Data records
-*-

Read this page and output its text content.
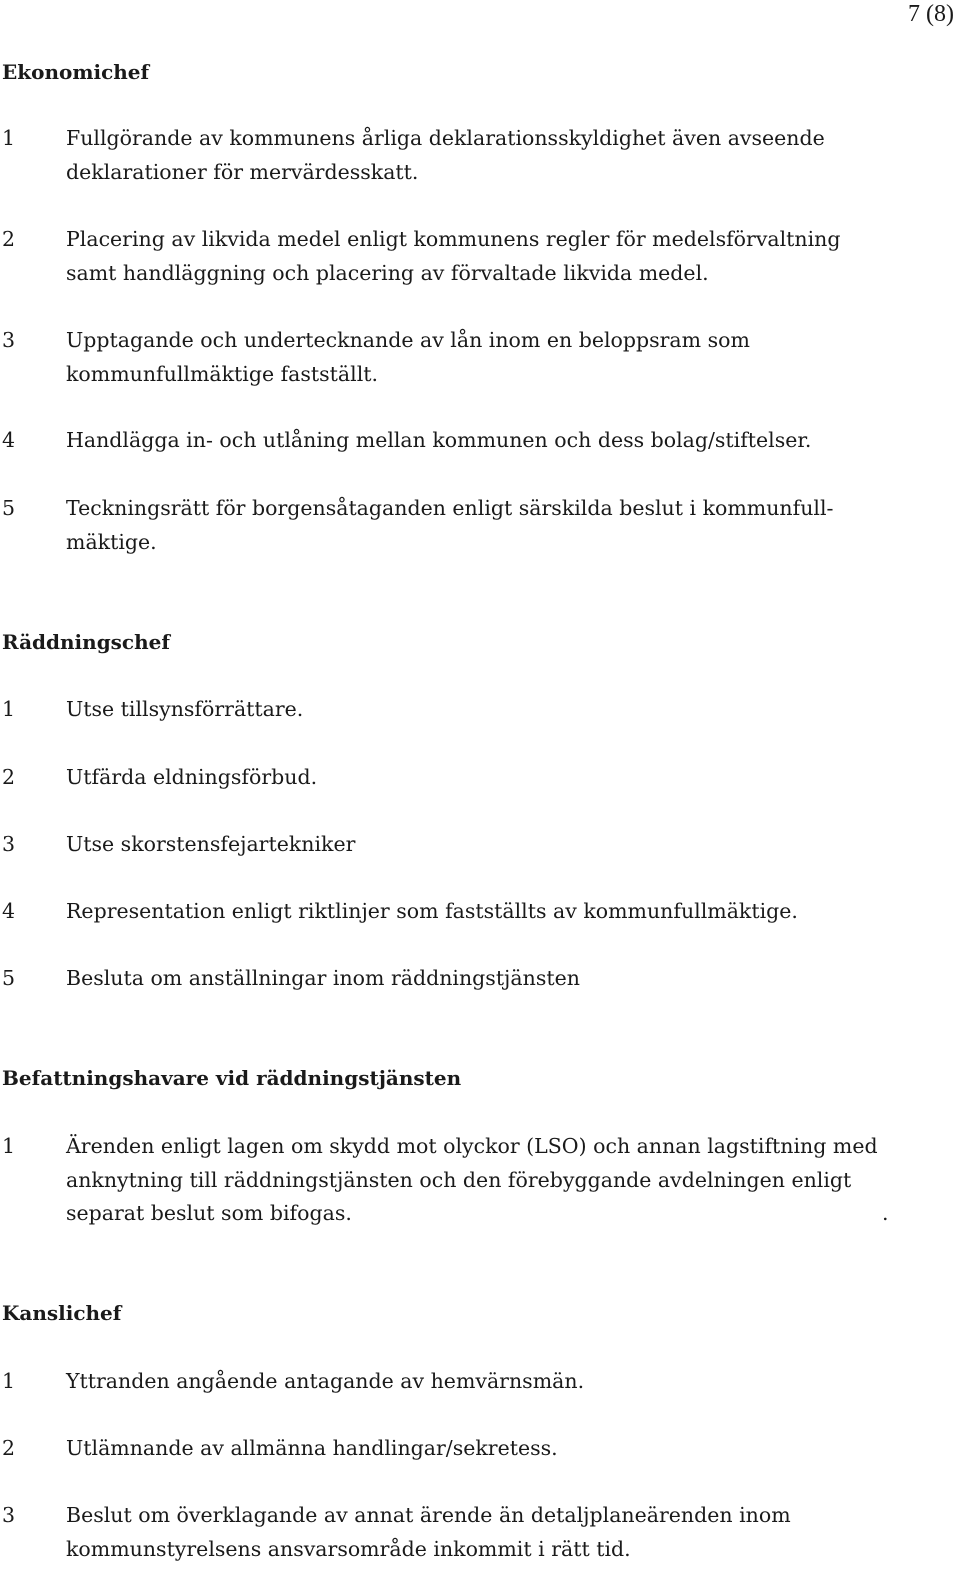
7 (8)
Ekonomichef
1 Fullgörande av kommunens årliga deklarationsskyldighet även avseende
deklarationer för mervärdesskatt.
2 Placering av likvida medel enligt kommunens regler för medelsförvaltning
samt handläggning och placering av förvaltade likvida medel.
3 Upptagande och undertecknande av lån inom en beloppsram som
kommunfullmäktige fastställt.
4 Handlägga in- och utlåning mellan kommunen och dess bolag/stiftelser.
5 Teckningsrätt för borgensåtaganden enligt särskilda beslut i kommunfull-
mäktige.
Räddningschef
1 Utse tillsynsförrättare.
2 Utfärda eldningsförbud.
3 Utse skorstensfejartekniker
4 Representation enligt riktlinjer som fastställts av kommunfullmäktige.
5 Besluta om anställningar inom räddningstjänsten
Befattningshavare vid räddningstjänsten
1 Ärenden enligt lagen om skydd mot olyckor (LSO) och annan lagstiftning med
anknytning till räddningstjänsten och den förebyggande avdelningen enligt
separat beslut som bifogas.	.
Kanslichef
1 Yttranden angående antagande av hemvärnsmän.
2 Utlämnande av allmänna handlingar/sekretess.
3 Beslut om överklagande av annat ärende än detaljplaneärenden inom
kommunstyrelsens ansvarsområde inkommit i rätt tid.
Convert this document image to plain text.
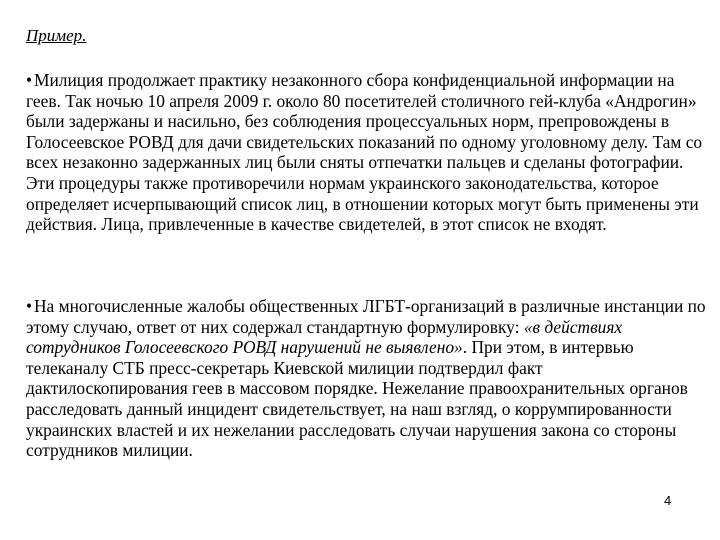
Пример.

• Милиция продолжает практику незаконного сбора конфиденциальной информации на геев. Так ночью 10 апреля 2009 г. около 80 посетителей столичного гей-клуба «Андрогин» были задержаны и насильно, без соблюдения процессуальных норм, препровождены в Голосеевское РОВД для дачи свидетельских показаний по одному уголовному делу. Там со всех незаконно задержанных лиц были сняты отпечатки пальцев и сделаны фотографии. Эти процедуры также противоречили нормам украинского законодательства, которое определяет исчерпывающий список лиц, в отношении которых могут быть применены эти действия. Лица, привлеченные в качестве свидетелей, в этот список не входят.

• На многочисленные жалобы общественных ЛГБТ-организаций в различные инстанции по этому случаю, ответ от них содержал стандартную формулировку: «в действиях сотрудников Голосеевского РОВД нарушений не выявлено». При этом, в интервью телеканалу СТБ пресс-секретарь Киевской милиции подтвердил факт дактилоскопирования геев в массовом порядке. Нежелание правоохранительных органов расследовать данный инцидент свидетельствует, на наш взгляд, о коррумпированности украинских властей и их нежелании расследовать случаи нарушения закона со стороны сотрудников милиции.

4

-*-

▶ _EXERCISE DIRECTIONS_: Scan the material line by line and report each one that contains "räddningstjänsten".

▶ _FINAL RESULT_:
5 Besluta om anställningar inom räddningstjänsten
Befattningshavare vid räddningstjänsten
anknytning till räddningstjänsten och den förebyggande avdelningen enligt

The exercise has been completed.